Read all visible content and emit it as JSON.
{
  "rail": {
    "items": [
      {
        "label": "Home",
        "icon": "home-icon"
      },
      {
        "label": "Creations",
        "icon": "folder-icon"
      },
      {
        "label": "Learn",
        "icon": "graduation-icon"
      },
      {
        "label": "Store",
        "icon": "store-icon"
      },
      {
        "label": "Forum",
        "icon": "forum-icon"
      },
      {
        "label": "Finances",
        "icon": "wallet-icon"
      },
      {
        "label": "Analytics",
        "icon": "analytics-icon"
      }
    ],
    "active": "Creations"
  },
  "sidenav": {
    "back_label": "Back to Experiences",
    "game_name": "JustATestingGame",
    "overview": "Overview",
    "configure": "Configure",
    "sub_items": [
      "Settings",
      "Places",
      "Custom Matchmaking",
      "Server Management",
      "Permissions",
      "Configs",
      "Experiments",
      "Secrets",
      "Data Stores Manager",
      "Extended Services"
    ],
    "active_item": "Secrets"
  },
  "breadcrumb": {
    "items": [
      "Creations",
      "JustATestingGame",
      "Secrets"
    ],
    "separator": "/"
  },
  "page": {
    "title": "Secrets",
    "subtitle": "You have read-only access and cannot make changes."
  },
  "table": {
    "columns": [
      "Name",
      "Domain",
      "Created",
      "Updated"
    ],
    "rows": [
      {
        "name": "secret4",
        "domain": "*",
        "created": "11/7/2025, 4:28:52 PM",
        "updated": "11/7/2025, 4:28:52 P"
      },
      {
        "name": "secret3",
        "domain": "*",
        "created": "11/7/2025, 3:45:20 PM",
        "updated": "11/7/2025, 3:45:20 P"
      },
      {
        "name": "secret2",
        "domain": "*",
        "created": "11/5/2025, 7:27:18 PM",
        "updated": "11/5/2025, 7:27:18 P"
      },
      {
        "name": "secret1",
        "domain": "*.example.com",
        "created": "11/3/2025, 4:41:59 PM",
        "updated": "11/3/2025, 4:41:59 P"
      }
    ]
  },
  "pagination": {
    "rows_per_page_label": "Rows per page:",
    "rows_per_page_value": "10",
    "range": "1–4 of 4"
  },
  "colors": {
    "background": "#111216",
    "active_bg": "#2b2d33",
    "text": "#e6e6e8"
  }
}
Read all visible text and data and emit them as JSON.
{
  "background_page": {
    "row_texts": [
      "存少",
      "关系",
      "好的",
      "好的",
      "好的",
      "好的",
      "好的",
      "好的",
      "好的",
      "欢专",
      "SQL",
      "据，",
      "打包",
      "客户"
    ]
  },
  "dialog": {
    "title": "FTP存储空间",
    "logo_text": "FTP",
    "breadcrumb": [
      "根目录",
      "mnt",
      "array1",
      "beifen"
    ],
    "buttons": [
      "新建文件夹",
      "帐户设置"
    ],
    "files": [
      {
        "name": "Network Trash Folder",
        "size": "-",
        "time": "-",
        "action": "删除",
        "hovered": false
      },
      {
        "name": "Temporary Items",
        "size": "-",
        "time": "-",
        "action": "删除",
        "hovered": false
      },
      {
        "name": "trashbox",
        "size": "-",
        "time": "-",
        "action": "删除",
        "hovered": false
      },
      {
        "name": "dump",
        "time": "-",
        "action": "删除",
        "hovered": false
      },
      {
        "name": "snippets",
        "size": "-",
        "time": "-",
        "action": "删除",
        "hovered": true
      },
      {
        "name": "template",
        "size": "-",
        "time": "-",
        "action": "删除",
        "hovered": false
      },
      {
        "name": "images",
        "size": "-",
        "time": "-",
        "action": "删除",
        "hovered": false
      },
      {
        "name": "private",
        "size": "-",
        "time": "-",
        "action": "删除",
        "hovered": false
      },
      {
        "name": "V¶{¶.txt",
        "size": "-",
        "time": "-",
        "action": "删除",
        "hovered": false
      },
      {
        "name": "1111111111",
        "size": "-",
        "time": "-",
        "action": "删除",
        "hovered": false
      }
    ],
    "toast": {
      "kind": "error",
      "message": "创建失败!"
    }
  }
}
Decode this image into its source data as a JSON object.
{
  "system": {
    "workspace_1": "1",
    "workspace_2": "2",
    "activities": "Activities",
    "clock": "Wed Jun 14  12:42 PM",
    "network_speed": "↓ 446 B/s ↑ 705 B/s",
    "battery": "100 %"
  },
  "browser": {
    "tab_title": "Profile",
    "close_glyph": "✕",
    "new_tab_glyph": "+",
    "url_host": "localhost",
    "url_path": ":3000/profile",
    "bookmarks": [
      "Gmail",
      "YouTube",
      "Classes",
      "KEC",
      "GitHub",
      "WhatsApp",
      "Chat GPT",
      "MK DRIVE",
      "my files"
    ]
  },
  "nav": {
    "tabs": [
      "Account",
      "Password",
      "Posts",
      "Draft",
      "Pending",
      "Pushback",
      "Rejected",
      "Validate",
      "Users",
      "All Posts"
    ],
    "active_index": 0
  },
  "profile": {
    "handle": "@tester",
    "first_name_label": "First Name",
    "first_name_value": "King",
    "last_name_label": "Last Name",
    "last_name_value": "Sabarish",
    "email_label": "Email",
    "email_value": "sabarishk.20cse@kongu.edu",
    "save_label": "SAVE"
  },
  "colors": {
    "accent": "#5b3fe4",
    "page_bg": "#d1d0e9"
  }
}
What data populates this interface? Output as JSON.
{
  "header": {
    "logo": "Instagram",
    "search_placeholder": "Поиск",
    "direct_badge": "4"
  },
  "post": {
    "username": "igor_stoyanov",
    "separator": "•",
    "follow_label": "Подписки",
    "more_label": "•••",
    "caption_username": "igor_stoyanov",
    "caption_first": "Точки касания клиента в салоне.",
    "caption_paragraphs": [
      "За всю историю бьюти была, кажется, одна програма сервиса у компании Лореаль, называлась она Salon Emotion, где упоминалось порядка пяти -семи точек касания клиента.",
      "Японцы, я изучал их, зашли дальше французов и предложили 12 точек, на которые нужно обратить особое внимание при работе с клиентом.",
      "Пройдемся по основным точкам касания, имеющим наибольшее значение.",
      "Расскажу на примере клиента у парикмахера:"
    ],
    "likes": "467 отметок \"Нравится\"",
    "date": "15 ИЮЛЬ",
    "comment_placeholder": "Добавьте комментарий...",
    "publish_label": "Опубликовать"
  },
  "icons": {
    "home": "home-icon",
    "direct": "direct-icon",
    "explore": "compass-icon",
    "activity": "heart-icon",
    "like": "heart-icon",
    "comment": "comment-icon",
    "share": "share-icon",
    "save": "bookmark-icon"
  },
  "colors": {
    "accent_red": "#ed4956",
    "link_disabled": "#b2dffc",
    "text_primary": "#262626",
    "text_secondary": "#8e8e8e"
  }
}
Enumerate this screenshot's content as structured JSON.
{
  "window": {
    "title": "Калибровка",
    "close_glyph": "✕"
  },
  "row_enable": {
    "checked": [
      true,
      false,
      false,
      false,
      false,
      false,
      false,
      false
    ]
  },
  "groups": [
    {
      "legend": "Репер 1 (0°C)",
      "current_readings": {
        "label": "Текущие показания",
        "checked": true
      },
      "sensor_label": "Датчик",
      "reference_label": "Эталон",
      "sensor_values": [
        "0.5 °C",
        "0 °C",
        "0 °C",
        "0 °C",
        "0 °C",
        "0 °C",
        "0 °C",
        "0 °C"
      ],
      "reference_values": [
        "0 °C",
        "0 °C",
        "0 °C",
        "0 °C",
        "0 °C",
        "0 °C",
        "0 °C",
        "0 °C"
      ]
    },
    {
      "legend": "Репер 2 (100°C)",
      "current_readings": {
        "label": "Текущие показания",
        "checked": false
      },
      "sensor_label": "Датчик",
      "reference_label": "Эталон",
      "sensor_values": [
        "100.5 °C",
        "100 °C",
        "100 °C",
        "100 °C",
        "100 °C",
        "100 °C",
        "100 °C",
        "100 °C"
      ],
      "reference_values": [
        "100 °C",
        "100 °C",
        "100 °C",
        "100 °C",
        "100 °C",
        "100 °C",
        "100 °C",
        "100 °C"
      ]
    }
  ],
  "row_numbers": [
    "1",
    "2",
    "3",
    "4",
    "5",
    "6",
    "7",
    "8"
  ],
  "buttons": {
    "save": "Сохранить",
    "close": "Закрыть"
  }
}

> _Exercise brief_: Only lines holding the string "Secrets" are wanted; gather each one from the entries above.

> _Solution_:
      "Secrets",
    "active_item": "Secrets"
      "Secrets"
    "title": "Secrets",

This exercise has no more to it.